------ Text segment ------

Figgygal · 17/06/2022 11:30

Why have they met already as it is?
Absolutely no

EmeraldShamrock1 · 17/06/2022 11:34

He is a very selfish person.

It's far too early for the DC to be introduced to the new partner.

Luckily you're divorcing him.

MyneighbourisTotoro · 17/06/2022 11:36

No, no, no and no! New partners should not be introduced until at least a year has passed.
Children don’t need strangers coming in and out of there’s lives constantly, parents should really wait until they know the relationship is actually going somewhere.

bbqhulahoop · 17/06/2022 11:42

I'm sorry OP. My ex introduced out 3yo to each and every girl he saw, regardless of how serious it was. Unfortunately unless they've got a criminal record you can't really stop it. If ex is reasonable you could ask him to hold off until it's serious but he doesn't have to listen. I'm really sorry for you as it's a hideous situation and hope you don't find it too hard

Mummybear888 · 17/06/2022 13:59

Thanks so much everyone for your advice.

He says he is serious about her and I really hope he is, for the sake of our child.

I am surprised that he started a relationship so soon after us separating. At the moment things seem quite amicable between us and I like to think that he is a good judge of character, so hopefully this girl is a decent person.

I will speak to him again to discuss whether it really is a good idea for our girl to stay over with him at his gf's place. I want what's best for our child.

OP posts:
RedWingBoots · 17/06/2022 16:26

ErinAoife · 17/06/2022 11:13

Very early to introduce kids to new girlfriend when you are only separated 4 months. My solicitor and his told ex husband and to wait at least 18 months before introducing new girlfriend. So 4 months is very early and overnight stays at her place is even worse

Your solicitor has no right to say that.

It really depends on the situation when a new partner can be introduced.

If your ex started going out with a parent of a child at your kids school then trying not to tell your kid for 18 months wouldn't work.

DontBlameMe79 · 17/06/2022 17:17

I’d be fine with this. It’s his responsibility to ensure safety while they are there of course, but you can’t oversee your children at all times. Hopefully this will help you let go over time.

Summerwhereareyou · 17/06/2022 17:36

How utterly selfish and horrid.

------

## Tasks and exercises
1. According to the forum thread, how long does MyneighbourisTotoro say should pass before new partners are introduced?
2. Write the next part of the forum thread about introducing a child to a parent's new partner, picking up right after its final line.
The data that comes after this forum thread is separate material.

------ Dataset excerpts ------

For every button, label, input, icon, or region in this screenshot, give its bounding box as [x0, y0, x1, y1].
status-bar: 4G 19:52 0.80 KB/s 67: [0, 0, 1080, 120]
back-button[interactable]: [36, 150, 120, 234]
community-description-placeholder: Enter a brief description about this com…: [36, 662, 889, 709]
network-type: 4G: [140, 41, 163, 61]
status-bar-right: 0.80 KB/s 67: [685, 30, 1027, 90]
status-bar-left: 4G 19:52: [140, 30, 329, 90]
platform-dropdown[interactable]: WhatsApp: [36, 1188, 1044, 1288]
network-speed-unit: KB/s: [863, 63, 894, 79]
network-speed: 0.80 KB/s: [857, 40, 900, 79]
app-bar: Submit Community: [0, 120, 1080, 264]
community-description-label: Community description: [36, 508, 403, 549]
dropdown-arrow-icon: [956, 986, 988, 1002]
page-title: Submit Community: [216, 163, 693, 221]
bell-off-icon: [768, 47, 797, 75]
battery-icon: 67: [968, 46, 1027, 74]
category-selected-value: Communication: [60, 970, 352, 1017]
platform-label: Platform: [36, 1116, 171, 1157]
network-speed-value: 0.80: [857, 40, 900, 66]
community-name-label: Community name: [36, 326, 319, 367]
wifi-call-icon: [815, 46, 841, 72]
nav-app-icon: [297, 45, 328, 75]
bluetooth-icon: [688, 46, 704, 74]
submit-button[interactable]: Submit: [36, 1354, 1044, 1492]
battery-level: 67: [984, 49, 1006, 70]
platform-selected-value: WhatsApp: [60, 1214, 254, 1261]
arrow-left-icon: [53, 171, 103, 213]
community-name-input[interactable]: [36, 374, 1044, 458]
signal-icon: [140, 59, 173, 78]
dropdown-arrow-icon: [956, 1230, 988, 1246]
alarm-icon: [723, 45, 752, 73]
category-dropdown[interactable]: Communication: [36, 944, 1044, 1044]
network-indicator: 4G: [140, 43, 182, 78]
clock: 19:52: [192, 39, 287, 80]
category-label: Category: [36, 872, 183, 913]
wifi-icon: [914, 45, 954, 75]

------

## Responses to the exercise
1. At least a year.

2.
Your poor DC. What sane human would even encourage this ,your ex and his new gf.
The very fact she wants to meet your DC instantly makes me feel she's unsuitable to meet her.
Same for your ex, how can anyone think this is suitable for a child going through trauma?

thenewduchessoflapland · 17/06/2022 17:36

I know people have said it's up to her ex but come on they are still living in the same house;he come have at least waited until he'd moved out to introduce the kid to the new woman;how utterly confusing for them.

Summerwhereareyou · 17/06/2022 17:38

Sorry op I can't see how any decent person thinks this is suitable or appropriate

I have heard of people waiting a few years until they knew the relationship has a future!

Summerwhereareyou · 17/06/2022 17:40

Confusing, distressing, traumastusing... utterly pointless.

Will he promise to wait when his next gf comes along or is your poor daughter just at the beginning of what will become a conveyor belt of new mums?

Cocowatermelon · 17/06/2022 17:41

Yeah he’s nuts and it’s a terrible idea. Suggest he waits until you’re no longer living together? A 5 year old isn’t capable of understanding that you’ve broken up but are still living under the same roof.

Liorae · 17/06/2022 17:45

ChairPose9to5 · 17/06/2022 09:58

It's so unnecessary as well, if your H still lives with you then he can see her at home.

I missed that detail sorry. I would say no

He is being ridiculous, or trying to persuade her that you have split up

But the OP herself said that they have been split up for four months.